### Stated task:
Find each line with the word "Incrementa" and copy it.

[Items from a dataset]
-=-=-=-=-

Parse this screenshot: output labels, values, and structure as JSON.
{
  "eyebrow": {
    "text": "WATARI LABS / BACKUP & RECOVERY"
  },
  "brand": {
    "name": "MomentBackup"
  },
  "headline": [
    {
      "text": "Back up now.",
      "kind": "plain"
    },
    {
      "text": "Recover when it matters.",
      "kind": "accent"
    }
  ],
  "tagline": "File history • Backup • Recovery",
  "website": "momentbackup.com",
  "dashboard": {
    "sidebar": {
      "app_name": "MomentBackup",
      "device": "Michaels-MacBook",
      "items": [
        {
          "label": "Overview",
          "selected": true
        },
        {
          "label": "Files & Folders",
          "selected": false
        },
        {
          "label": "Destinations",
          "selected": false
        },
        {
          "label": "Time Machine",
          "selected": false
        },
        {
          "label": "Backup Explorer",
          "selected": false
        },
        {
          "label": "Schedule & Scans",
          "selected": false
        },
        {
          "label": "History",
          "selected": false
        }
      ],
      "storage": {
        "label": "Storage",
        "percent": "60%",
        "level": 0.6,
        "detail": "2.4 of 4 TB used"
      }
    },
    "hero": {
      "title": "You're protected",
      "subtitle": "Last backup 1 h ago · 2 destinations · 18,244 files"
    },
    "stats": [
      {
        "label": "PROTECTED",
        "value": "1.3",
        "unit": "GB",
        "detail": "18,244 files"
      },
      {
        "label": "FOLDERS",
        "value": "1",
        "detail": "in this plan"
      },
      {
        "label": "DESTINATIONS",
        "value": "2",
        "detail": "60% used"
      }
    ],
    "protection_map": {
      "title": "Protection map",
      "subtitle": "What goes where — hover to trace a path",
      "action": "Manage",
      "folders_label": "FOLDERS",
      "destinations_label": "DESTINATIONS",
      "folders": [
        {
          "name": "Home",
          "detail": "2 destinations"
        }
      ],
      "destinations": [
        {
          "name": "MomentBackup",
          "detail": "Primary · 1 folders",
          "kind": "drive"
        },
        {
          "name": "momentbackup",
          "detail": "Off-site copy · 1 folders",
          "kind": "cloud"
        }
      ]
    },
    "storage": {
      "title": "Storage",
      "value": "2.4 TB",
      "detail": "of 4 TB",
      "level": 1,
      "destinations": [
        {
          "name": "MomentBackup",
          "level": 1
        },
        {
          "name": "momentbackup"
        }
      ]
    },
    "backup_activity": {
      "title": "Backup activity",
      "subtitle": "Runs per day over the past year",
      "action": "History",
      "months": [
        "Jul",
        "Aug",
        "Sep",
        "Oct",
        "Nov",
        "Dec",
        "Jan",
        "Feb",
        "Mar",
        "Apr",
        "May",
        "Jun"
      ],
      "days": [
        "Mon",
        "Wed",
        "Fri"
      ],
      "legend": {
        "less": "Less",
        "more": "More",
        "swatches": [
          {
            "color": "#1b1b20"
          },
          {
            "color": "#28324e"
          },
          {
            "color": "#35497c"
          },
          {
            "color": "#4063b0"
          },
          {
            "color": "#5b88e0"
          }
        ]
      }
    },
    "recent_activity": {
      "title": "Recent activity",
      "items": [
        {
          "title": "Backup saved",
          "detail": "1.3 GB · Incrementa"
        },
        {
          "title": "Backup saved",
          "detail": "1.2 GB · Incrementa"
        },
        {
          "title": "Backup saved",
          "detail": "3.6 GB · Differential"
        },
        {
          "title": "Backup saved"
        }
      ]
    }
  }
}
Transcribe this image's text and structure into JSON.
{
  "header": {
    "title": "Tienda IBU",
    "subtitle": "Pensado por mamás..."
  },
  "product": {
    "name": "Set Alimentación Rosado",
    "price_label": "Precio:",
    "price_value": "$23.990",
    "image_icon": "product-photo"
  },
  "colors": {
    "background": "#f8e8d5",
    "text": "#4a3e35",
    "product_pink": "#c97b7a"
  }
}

-=-=-=-=-

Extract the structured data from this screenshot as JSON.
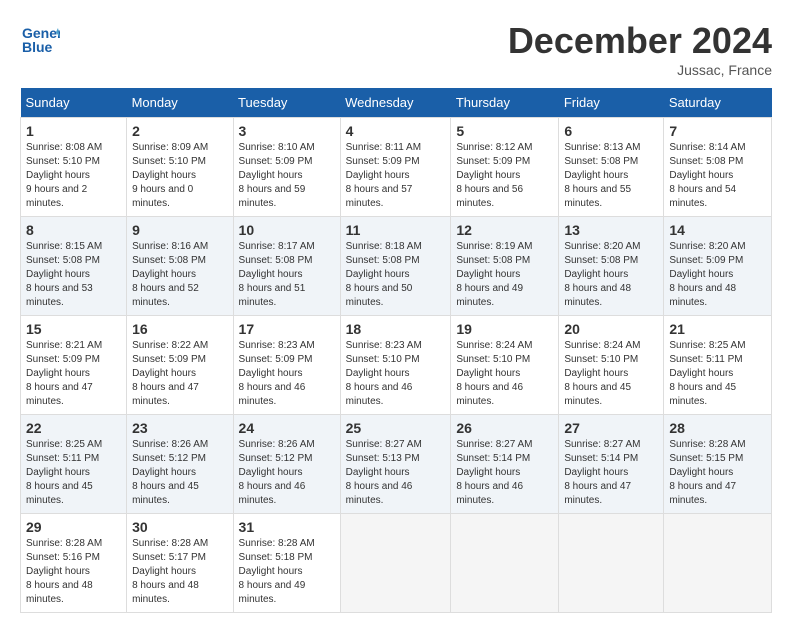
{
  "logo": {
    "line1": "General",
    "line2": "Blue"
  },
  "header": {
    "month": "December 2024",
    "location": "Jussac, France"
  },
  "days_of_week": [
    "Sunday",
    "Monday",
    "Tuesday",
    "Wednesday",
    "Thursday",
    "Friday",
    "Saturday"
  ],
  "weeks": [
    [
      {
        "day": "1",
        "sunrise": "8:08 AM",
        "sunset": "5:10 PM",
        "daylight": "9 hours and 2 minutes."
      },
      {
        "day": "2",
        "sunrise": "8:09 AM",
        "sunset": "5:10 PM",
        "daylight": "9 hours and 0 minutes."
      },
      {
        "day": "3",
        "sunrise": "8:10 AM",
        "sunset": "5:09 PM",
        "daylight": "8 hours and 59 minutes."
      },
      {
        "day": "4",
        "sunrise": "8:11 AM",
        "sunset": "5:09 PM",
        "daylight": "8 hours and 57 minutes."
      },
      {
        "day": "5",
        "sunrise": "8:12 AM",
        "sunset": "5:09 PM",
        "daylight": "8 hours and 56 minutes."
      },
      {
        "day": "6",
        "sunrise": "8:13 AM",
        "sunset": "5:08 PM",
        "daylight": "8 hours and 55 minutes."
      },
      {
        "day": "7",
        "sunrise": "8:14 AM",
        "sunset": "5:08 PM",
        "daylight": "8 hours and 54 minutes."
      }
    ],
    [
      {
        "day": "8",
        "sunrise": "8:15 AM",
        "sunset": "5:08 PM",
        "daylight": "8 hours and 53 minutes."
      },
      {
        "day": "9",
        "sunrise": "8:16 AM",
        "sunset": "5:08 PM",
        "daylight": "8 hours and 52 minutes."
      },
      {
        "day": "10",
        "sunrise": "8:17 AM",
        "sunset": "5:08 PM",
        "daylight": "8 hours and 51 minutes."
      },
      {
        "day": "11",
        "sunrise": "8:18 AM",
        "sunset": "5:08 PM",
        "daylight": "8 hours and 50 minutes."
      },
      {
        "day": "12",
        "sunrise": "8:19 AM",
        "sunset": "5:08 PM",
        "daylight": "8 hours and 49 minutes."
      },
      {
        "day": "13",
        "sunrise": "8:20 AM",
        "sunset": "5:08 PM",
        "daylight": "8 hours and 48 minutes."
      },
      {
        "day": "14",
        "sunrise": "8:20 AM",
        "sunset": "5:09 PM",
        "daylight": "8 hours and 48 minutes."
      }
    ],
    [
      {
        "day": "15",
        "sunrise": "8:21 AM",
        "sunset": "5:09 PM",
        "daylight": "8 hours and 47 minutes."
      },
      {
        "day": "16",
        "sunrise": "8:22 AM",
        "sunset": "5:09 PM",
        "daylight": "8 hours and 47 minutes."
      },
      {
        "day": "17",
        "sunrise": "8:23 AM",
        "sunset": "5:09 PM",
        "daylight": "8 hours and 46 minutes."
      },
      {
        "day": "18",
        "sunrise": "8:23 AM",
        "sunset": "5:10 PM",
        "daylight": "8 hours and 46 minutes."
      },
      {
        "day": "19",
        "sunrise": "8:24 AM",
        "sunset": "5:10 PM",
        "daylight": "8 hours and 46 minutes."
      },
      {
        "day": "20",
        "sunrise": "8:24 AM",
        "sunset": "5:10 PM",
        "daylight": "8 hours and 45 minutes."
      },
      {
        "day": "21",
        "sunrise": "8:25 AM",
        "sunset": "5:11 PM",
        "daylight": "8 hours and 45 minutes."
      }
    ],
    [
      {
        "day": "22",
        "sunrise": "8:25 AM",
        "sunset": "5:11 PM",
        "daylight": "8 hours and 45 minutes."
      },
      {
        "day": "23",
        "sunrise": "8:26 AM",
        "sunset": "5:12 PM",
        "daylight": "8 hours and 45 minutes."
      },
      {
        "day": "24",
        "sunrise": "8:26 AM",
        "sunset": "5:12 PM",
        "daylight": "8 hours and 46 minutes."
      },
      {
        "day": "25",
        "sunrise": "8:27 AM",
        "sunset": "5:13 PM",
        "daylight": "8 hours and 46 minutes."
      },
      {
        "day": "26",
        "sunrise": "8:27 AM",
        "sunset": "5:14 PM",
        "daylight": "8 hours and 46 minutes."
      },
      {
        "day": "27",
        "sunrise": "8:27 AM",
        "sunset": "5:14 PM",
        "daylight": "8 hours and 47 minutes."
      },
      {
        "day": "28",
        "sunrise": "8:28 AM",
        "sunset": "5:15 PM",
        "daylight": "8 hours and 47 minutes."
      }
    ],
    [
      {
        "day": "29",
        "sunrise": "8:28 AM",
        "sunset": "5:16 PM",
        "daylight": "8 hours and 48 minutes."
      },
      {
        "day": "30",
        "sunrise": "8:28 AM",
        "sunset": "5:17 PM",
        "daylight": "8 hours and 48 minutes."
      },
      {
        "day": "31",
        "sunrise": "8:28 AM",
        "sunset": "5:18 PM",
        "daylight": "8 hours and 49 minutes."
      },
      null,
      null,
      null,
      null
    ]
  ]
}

-=-=-=-=-

### Task answer:
          "detail": "1.3 GB · Incrementa"
          "detail": "1.2 GB · Incrementa"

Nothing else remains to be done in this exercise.